TASK DESCRIPTION.
Copy each line from the data that has the word "causes" in it.

INPUT MATERIAL.
- Opening Delimiter -

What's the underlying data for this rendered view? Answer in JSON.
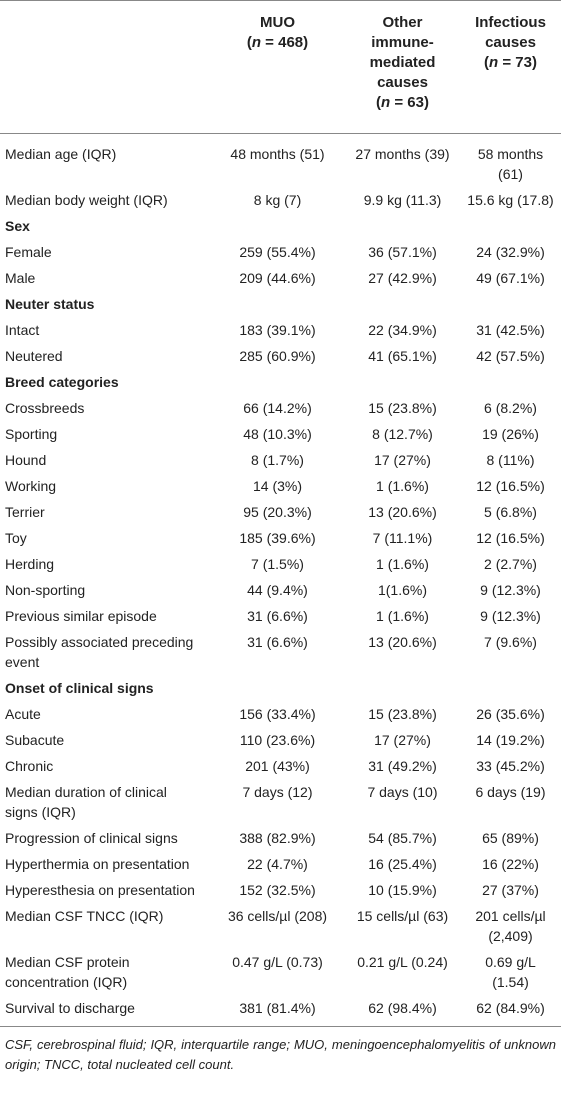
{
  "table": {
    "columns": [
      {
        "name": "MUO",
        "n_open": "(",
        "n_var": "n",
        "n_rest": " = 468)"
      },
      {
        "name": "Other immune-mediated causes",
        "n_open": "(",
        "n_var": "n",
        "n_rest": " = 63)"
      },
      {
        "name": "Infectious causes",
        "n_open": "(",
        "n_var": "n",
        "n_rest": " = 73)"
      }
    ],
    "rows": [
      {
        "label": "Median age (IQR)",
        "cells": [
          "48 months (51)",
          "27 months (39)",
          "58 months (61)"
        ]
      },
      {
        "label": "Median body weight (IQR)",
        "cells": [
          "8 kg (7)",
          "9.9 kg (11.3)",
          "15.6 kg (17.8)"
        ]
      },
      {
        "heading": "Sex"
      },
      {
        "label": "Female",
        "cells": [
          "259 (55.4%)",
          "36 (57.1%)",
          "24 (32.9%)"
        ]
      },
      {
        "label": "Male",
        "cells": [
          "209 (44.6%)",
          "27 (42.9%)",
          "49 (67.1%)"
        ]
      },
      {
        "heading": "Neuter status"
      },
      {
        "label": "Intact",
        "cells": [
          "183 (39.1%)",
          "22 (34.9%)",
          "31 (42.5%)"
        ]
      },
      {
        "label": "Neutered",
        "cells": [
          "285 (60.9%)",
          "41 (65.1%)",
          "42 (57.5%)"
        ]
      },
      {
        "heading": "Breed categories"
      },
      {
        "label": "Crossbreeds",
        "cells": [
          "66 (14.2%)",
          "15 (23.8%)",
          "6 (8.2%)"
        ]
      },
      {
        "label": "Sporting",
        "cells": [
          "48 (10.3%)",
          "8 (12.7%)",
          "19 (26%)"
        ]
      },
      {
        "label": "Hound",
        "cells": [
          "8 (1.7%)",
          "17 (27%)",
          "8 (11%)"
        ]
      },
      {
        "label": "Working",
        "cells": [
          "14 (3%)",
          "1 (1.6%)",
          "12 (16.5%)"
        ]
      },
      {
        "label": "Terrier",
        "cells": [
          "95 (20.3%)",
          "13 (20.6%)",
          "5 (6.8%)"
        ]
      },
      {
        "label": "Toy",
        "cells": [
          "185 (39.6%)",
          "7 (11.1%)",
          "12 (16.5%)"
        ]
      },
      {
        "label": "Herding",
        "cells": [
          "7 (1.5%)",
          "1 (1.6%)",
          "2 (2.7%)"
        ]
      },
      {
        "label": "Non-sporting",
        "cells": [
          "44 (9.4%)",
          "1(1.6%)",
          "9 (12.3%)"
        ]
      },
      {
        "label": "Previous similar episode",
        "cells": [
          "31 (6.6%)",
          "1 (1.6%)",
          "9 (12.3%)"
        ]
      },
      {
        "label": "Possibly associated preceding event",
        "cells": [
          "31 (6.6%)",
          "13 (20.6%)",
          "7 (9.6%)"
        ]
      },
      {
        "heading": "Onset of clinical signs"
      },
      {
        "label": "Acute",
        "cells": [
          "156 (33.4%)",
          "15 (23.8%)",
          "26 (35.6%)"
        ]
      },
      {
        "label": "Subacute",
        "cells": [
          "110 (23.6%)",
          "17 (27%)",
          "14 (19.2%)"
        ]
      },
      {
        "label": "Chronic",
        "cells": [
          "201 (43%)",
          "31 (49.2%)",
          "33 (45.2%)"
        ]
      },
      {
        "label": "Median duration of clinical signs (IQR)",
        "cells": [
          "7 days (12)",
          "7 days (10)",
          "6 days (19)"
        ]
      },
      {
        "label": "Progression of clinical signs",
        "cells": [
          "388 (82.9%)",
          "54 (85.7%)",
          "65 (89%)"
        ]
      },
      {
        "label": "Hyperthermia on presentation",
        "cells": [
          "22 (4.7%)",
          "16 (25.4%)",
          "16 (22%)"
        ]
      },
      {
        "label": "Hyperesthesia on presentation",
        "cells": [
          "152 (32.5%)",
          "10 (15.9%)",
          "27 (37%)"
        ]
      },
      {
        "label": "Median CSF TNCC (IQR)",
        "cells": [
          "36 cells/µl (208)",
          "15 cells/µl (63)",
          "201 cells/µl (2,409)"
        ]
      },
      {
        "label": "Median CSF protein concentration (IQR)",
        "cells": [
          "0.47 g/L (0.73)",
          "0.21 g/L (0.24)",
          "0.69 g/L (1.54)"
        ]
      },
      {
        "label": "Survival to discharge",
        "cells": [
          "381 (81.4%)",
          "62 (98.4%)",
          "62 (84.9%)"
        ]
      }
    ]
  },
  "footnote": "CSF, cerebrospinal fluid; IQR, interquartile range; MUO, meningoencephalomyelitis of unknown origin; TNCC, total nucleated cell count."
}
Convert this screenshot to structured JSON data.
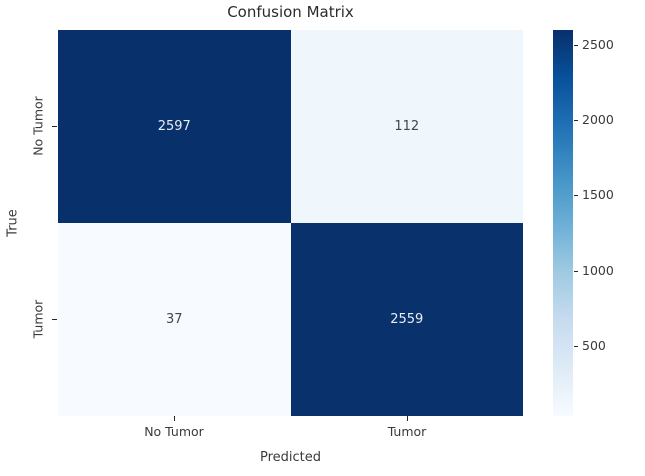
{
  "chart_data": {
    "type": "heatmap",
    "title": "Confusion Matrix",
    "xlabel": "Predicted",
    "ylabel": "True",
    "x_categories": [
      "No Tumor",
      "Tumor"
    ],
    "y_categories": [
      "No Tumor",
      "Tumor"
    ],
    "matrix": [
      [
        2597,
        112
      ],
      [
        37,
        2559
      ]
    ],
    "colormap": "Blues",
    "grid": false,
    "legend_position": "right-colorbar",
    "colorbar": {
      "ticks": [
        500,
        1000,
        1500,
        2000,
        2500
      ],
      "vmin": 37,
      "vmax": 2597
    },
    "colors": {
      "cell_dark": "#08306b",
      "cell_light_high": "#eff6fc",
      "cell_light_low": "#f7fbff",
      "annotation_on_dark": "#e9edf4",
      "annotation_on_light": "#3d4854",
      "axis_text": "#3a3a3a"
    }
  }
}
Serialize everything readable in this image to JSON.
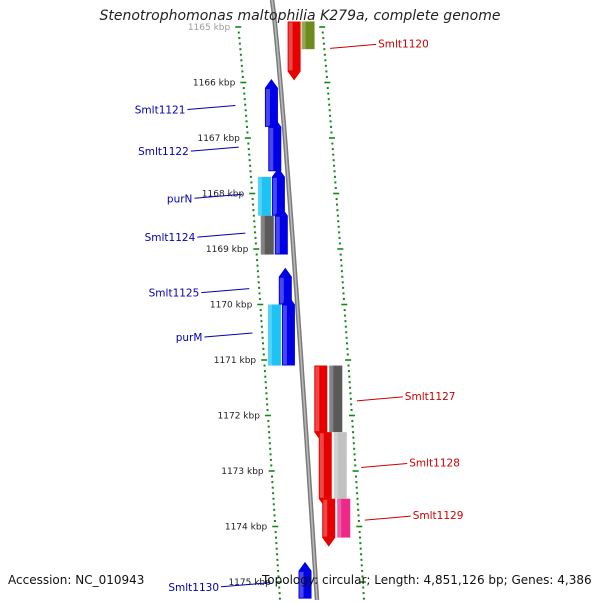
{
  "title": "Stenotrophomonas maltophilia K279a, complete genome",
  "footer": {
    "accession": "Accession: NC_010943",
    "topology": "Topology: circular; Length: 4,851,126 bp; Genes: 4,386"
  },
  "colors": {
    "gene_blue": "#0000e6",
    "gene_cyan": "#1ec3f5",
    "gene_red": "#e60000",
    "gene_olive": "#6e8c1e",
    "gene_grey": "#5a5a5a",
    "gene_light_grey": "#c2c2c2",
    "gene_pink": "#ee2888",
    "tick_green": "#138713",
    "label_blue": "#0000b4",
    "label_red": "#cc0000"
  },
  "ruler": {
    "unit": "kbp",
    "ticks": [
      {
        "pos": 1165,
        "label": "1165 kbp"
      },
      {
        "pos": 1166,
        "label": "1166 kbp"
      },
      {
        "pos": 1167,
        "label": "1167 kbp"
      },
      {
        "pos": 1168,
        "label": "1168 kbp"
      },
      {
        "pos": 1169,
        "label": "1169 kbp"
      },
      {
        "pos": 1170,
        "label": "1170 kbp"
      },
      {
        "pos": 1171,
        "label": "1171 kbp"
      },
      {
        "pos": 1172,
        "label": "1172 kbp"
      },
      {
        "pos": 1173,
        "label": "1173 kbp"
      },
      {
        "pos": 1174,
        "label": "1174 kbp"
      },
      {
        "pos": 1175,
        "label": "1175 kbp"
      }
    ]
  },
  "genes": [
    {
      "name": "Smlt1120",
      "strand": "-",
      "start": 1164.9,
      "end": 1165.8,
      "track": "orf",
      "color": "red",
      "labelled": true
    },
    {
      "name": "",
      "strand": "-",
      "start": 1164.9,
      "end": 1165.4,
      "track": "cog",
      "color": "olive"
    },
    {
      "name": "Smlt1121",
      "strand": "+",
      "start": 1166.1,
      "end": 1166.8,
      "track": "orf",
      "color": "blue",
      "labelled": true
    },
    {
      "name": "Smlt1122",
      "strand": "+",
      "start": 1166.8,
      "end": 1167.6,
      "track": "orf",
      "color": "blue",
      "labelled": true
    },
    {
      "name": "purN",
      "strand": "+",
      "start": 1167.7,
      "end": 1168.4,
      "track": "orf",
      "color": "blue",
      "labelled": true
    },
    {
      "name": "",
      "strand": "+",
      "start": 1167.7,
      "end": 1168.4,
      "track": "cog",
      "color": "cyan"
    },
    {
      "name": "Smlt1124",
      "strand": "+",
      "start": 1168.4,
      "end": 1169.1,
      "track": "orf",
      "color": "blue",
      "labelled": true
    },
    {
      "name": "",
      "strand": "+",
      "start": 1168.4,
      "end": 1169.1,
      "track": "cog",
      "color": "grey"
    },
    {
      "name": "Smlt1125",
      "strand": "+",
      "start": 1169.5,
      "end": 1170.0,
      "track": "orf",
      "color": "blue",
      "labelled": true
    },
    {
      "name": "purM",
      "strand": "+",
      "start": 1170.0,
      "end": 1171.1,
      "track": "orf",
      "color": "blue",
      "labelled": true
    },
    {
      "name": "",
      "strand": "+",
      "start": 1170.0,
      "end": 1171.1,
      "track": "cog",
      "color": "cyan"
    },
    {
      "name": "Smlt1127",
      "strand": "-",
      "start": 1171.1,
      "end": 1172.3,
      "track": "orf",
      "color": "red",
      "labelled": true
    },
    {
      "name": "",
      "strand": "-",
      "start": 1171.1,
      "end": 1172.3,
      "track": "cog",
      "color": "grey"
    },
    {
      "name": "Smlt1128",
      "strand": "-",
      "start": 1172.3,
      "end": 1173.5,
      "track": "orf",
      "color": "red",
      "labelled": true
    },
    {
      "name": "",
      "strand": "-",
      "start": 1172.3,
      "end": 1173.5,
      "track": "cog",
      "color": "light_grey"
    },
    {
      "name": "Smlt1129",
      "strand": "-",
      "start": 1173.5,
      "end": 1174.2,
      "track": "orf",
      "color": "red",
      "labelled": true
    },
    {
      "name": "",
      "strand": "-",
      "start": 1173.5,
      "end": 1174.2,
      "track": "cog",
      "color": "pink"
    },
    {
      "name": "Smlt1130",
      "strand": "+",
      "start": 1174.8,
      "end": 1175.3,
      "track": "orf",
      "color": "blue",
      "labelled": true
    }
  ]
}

- Closing Delimiter -

OUTPUT FOR THIS TASK.
        "name": "Other immune-mediated causes",
        "name": "Infectious causes",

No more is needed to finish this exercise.